[EXERCISE PROMPT]
Search the listing below for "ÖRÖKSÉG". Copy each matching line.

[Stored records]
========================================================================
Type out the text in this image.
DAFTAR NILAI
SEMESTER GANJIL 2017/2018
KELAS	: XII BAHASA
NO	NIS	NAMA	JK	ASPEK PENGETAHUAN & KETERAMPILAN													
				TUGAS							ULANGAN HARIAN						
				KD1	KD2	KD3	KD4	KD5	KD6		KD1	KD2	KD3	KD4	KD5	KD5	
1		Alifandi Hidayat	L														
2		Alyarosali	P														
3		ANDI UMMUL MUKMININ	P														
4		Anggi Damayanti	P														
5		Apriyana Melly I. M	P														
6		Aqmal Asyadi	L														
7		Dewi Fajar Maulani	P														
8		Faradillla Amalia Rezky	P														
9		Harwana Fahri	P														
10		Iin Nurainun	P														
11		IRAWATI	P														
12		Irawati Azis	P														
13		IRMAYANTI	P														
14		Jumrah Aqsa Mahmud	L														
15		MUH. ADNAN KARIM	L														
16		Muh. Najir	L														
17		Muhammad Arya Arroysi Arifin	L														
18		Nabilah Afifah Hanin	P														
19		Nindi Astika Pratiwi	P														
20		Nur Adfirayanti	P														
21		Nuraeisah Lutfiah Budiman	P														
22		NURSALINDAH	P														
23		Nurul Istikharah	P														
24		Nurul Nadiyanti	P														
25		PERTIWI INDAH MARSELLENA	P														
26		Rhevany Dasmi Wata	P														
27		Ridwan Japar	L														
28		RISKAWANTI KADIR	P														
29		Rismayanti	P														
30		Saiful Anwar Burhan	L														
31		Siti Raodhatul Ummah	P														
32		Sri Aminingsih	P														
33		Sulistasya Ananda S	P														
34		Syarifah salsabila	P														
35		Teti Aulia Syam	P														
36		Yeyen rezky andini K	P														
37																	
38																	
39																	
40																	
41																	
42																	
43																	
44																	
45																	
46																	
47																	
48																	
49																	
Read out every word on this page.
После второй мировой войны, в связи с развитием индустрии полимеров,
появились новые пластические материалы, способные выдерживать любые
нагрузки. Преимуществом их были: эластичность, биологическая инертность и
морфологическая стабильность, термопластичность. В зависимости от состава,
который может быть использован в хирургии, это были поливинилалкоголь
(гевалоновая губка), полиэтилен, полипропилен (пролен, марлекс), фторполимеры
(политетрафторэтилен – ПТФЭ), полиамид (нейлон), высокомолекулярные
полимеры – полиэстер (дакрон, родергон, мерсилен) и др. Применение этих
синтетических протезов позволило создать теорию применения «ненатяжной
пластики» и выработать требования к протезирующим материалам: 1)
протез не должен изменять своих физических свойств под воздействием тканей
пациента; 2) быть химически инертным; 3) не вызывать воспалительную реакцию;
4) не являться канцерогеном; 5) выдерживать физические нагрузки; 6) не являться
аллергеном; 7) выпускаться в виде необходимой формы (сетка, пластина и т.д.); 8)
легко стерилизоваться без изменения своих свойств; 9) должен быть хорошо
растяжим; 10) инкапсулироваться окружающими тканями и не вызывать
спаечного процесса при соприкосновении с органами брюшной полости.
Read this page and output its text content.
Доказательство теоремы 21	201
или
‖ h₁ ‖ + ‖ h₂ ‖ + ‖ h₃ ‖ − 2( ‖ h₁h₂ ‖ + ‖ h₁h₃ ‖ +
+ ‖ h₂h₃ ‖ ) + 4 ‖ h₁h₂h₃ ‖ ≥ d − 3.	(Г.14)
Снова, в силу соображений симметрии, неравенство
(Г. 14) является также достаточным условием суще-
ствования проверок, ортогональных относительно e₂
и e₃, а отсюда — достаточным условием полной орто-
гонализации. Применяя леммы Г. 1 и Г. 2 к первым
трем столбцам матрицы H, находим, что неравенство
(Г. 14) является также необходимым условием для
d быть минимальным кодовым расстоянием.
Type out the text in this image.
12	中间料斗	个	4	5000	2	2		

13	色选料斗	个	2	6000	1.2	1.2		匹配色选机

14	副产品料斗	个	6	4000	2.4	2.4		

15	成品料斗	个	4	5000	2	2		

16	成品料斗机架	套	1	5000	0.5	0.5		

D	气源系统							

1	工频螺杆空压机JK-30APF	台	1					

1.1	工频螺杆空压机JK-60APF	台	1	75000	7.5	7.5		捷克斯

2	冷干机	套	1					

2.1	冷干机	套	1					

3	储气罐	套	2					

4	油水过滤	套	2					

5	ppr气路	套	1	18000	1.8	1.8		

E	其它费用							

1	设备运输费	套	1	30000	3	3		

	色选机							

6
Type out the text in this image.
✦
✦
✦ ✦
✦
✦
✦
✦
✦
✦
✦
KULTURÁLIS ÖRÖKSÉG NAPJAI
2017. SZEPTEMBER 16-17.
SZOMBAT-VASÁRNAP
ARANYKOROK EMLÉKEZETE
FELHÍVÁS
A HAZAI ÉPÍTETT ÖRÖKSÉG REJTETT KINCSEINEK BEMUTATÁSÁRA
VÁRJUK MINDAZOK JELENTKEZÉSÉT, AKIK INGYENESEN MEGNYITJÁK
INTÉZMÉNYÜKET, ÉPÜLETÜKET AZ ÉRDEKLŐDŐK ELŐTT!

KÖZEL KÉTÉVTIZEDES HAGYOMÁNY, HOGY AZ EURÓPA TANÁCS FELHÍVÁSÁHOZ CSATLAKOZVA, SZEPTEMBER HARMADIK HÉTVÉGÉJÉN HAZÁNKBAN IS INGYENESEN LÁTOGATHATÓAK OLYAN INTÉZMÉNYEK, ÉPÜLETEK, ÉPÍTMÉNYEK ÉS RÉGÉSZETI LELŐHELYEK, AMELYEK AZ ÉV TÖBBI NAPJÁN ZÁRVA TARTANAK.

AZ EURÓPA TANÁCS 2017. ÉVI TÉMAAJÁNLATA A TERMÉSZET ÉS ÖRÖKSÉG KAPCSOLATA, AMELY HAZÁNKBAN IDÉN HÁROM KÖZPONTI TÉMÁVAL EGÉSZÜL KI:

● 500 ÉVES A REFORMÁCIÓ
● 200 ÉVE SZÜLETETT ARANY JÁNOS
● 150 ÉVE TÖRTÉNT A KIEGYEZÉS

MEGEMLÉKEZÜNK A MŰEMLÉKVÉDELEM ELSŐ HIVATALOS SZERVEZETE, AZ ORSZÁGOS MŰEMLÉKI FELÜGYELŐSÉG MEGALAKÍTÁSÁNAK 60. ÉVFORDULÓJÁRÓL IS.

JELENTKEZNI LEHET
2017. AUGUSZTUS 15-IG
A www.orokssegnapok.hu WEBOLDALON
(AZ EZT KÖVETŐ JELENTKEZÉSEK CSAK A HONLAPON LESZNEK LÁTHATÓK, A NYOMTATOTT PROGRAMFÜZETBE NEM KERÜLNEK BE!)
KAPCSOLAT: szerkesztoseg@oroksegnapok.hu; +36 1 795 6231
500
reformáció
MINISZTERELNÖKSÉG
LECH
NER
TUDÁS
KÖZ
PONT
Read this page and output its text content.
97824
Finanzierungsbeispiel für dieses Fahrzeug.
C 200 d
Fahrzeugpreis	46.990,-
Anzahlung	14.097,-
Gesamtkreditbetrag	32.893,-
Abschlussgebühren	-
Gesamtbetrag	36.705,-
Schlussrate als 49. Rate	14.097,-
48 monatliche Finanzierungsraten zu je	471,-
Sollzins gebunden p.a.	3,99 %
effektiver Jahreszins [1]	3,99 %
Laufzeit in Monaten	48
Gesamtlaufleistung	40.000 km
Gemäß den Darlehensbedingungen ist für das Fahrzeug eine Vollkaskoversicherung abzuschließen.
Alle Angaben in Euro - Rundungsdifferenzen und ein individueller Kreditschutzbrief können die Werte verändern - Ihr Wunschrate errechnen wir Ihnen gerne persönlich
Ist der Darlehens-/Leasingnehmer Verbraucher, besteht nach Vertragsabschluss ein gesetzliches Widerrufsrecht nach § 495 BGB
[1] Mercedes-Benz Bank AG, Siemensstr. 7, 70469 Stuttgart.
========================================================================
[WORKED ANSWER]
KULTURÁLIS ÖRÖKSÉG NAPJAI
A HAZAI ÉPÍTETT ÖRÖKSÉG REJTETT KINCSEINEK BEMUTATÁSÁRA
AZ EURÓPA TANÁCS 2017. ÉVI TÉMAAJÁNLATA A TERMÉSZET ÉS ÖRÖKSÉG KAPCSOLATA, AMELY HAZÁNKBAN IDÉN HÁROM KÖZPONTI TÉMÁVAL EGÉSZÜL KI:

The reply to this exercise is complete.